▸ AIM OF THE TASK
Below you will find a set of lines. Repeat them all exactly.

-*-*-

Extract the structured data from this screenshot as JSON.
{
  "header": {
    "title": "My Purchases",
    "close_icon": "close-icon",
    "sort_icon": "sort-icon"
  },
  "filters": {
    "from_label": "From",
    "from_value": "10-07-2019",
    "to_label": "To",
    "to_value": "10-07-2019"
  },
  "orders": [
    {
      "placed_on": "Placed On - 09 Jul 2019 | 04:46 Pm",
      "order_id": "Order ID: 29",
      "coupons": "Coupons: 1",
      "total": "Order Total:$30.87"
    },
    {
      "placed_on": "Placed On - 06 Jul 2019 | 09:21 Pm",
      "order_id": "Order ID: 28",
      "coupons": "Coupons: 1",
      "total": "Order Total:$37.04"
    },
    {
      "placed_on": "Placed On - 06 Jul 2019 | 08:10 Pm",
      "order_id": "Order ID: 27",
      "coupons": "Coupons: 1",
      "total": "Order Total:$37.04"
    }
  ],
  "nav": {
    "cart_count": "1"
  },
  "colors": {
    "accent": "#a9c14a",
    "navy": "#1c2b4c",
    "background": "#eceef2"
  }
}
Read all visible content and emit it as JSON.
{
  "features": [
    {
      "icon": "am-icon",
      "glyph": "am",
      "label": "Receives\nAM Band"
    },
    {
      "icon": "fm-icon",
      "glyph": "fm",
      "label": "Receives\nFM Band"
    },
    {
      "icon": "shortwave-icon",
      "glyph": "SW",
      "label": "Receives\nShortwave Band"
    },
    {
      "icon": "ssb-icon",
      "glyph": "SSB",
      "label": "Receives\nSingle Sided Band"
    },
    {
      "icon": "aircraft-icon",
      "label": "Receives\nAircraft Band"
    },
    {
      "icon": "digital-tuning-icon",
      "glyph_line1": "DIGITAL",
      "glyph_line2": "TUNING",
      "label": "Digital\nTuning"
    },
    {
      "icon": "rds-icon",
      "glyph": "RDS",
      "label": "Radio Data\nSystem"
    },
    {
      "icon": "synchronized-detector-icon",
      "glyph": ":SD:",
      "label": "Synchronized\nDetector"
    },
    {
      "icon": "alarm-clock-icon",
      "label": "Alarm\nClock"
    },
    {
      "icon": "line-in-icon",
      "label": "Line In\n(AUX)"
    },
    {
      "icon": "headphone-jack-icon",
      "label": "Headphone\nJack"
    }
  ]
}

-*-*-

▸ RESPONSE TO THE TASK
Extract the structured data from this screenshot as JSON.
{
  "header": {
    "title": "My Purchases",
    "close_icon": "close-icon",
    "sort_icon": "sort-icon"
  },
  "filters": {
    "from_label": "From",
    "from_value": "10-07-2019",
    "to_label": "To",
    "to_value": "10-07-2019"
  },
  "orders": [
    {
      "placed_on": "Placed On - 09 Jul 2019 | 04:46 Pm",
      "order_id": "Order ID: 29",
      "coupons": "Coupons: 1",
      "total": "Order Total:$30.87"
    },
    {
      "placed_on": "Placed On - 06 Jul 2019 | 09:21 Pm",
      "order_id": "Order ID: 28",
      "coupons": "Coupons: 1",
      "total": "Order Total:$37.04"
    },
    {
      "placed_on": "Placed On - 06 Jul 2019 | 08:10 Pm",
      "order_id": "Order ID: 27",
      "coupons": "Coupons: 1",
      "total": "Order Total:$37.04"
    }
  ],
  "nav": {
    "cart_count": "1"
  },
  "colors": {
    "accent": "#a9c14a",
    "navy": "#1c2b4c",
    "background": "#eceef2"
  }
}
Read all visible content and emit it as JSON.
{
  "features": [
    {
      "icon": "am-icon",
      "glyph": "am",
      "label": "Receives\nAM Band"
    },
    {
      "icon": "fm-icon",
      "glyph": "fm",
      "label": "Receives\nFM Band"
    },
    {
      "icon": "shortwave-icon",
      "glyph": "SW",
      "label": "Receives\nShortwave Band"
    },
    {
      "icon": "ssb-icon",
      "glyph": "SSB",
      "label": "Receives\nSingle Sided Band"
    },
    {
      "icon": "aircraft-icon",
      "label": "Receives\nAircraft Band"
    },
    {
      "icon": "digital-tuning-icon",
      "glyph_line1": "DIGITAL",
      "glyph_line2": "TUNING",
      "label": "Digital\nTuning"
    },
    {
      "icon": "rds-icon",
      "glyph": "RDS",
      "label": "Radio Data\nSystem"
    },
    {
      "icon": "synchronized-detector-icon",
      "glyph": ":SD:",
      "label": "Synchronized\nDetector"
    },
    {
      "icon": "alarm-clock-icon",
      "label": "Alarm\nClock"
    },
    {
      "icon": "line-in-icon",
      "label": "Line In\n(AUX)"
    },
    {
      "icon": "headphone-jack-icon",
      "label": "Headphone\nJack"
    }
  ]
}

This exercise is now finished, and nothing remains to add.